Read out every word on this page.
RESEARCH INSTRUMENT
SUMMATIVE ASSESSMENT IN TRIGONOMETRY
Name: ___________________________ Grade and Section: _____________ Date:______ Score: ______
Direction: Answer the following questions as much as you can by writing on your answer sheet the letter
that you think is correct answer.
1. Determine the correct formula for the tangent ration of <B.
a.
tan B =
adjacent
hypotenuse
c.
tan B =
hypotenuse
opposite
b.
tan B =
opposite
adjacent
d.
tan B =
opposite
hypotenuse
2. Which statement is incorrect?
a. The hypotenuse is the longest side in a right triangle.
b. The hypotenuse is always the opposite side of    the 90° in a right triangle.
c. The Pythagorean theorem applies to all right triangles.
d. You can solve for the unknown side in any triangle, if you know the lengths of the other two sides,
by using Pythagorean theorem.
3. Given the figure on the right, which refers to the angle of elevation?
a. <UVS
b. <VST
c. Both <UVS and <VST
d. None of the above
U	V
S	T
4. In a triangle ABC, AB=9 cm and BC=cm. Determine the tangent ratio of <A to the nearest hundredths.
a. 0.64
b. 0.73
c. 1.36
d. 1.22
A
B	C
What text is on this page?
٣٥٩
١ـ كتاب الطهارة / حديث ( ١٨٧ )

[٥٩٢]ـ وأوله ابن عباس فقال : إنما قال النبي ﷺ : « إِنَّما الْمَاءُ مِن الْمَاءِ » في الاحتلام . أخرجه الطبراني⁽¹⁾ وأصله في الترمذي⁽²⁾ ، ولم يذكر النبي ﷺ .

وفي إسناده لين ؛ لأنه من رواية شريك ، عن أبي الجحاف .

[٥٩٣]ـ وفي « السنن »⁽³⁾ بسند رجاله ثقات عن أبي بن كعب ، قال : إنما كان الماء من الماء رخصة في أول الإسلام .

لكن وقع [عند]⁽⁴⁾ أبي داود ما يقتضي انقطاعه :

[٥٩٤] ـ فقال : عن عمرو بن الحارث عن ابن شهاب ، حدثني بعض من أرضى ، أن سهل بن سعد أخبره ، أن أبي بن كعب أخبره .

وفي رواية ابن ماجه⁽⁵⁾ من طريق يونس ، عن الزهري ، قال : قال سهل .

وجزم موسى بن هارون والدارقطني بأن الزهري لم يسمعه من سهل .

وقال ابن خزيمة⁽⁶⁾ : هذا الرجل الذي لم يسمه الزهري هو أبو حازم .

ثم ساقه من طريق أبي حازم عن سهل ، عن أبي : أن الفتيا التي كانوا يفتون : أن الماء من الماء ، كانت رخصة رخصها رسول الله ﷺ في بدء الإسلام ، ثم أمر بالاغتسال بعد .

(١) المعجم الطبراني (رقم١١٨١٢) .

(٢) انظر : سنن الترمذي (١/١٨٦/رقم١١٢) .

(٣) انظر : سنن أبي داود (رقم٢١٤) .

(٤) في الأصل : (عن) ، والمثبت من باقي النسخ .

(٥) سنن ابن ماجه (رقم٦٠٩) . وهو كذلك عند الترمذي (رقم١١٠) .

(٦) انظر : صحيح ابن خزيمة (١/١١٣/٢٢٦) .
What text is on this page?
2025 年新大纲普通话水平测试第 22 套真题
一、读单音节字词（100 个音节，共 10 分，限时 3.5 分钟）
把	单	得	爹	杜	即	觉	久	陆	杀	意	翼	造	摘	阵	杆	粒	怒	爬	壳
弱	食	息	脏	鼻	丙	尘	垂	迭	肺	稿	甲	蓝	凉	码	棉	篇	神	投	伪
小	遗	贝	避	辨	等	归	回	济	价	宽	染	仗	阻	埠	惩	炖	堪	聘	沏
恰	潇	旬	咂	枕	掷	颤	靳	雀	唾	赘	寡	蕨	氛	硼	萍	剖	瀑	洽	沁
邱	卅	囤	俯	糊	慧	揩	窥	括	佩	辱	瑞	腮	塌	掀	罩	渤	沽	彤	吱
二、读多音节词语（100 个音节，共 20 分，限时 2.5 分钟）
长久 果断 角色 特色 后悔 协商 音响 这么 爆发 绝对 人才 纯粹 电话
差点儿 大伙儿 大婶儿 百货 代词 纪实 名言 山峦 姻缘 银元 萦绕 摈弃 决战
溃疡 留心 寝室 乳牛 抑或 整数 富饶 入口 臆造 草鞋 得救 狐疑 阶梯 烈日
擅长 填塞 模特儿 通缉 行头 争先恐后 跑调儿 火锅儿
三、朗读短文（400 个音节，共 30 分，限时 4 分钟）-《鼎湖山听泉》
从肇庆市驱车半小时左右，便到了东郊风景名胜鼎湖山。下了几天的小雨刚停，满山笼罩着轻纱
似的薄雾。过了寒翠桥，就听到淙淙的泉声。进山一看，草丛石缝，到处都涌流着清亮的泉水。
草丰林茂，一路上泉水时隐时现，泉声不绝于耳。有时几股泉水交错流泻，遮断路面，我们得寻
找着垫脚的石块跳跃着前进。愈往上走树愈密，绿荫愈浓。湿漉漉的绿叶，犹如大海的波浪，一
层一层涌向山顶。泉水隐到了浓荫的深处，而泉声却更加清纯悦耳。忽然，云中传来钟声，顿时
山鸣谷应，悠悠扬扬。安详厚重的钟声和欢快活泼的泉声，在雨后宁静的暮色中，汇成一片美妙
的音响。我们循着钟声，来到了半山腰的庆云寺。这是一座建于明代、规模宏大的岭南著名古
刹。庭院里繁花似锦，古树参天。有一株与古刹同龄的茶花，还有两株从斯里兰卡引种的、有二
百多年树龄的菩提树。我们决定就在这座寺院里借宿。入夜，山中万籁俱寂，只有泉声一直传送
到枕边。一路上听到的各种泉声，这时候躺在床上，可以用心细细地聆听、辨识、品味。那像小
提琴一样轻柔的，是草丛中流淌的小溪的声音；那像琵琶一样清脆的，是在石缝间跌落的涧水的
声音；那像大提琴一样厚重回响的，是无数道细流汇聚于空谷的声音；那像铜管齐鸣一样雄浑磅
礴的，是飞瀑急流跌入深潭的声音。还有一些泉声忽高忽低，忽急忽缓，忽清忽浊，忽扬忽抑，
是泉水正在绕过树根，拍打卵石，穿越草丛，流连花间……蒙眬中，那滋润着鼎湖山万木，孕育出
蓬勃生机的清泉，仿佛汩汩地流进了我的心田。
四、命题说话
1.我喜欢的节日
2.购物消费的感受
#####
-- Exercise --
What is the number of lines in the listing that contain the string "الماء"? Reply with that number alone.

-- Full output --
2